Peter Trogdon Sheehey

Two‐dimensional direct simulation of deuterium‐fiber‐initiated Z pinches with detailed comparison to experiment

Deuterium‐fiber‐initiated Z‐pinch experiments have been simulated using a two‐dimensional resistive magnetohydrodynamic model, which includes many important experimental details, such as ‘‘cold‐start’’ initial conditions, thermal conduction, radiation, actual discharge current versus time, and grids of sufficient size and resolution to allow realistic development of the plasma. When the fiber becomes fully ionized (at a time depending on current ramp and fiber thickness), the simulations show rapidly developing m=0 instabilities, which originated in the corona surrounding the fiber, drive intense nonuniform heating and rapid expansion of the plasma column. Diagnostics generated from the simulation results, such as shadowgrams and interferograms, are in good agreement with experiment.

Computational modeling of wall-supported dense Z-pinches

In our previous computational modeling of deuterium-fiber-initiated Z-pinches intended for ohmic self-heating to fusion conditions, instability-driven expansion caused densities to drop far below those desired for fusion applications; such behavior has been observed on experiments such as Los Alamos` HDZP-II. A new application for deuterium-fiber-initiated Z-pinches is Magnetized Target Fusion (MTF), in which a preheated and magnetized target plasma is hydrodynamically compressed, by a separately driven liner, to fusion conditions. Although the conditions necessary for suitable target plasma--density O(10{sup 18} cm{sup -3}), temperature O(100 eV), magnetic field O(100 kG)--are less extreme than those required for the previous ohmically heated fusion scheme, the plasma must remain magnetically insulated and clean long enough to be compressed by the imploding liner to fusion conditions, e.g., several microseconds. A fiber-initiated Z-pinch in a 2-cm-radius, 2-cm long conducting liner has been built at Los Alamos to investigate its suitability as an MTF target plasma. Two-dimensional magnetohydrodynamic modeling of this experiment shows early instability similar to that seen on HDZP-II; however, when plasma finds support and stabilization at the outer radial wall, a relatively stable profile forms and persists. Comparison of experimental results and computations, and computational inclusion of additional experimental details is being done. Analytic and computational investigation is also being done on possible instability-driven cooling of the plasma by Benard-like convective cells adjacent to the cold wall.

→ Data under study:
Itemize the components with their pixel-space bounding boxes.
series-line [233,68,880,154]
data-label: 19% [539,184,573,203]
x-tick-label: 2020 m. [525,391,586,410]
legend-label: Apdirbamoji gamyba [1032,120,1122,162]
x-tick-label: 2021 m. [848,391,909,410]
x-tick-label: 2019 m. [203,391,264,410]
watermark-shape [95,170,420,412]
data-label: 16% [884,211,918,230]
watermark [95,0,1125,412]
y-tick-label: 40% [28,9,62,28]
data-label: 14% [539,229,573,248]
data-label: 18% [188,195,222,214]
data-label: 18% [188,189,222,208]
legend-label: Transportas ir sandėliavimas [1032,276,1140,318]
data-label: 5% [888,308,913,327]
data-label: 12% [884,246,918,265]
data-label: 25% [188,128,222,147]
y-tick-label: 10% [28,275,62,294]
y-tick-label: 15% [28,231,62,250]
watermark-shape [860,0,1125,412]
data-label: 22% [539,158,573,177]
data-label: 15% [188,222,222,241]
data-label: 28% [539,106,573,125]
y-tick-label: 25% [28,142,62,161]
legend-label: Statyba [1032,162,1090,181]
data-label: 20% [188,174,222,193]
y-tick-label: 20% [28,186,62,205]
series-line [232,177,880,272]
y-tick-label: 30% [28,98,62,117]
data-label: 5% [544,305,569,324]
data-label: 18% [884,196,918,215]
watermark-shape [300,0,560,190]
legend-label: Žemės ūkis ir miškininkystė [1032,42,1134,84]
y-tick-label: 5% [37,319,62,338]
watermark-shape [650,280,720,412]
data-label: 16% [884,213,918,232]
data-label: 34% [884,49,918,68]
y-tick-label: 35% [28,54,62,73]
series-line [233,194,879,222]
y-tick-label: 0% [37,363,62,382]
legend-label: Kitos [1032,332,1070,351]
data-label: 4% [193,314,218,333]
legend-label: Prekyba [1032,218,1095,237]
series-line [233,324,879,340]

→ Problem set:
1. Return the passage from the Z-pinch abstracts verbatim, starting at "Deuterium‐fiber‐initiated Z‐pinch experiments" and ending at "agreement with experiment.".
2. Resume the Z-pinch abstracts from their final sentence and carry the writing forward.

→ Results of the exercise:
1.
Deuterium‐fiber‐initiated Z‐pinch experiments have been simulated using a two‐dimensional resistive magnetohydrodynamic model, which includes many important experimental details, such as ‘‘cold‐start’’ initial conditions, thermal conduction, radiation, actual discharge current versus time, and grids of sufficient size and resolution to allow realistic development of the plasma. When the fiber becomes fully ionized (at a time depending on current ramp and fiber thickness), the simulations show rapidly developing m=0 instabilities, which originated in the corona surrounding the fiber, drive intense nonuniform heating and rapid expansion of the plasma column. Diagnostics generated from the simulation results, such as shadowgrams and interferograms, are in good agreement with experiment.

2.
MHD Simulation of Deuterium‐Fiber‐Initiated Z‐Pinches with Two‐Fluid Effects

Two-dimensional cold-start resistive MHD computations of formation and evolution of deuterium-fiber-initiated Z-pinches have been extended to include separate ion and electron energy equations and finite-Larmor-radius ordered terms. In the Ohms Law (magnetic field evolution) equation, Hall and diamagnetic pressure terms have been added, and corresponding terms have been added to the energy equations. Comparison is made of the results of these computations with previous computations and with experiments.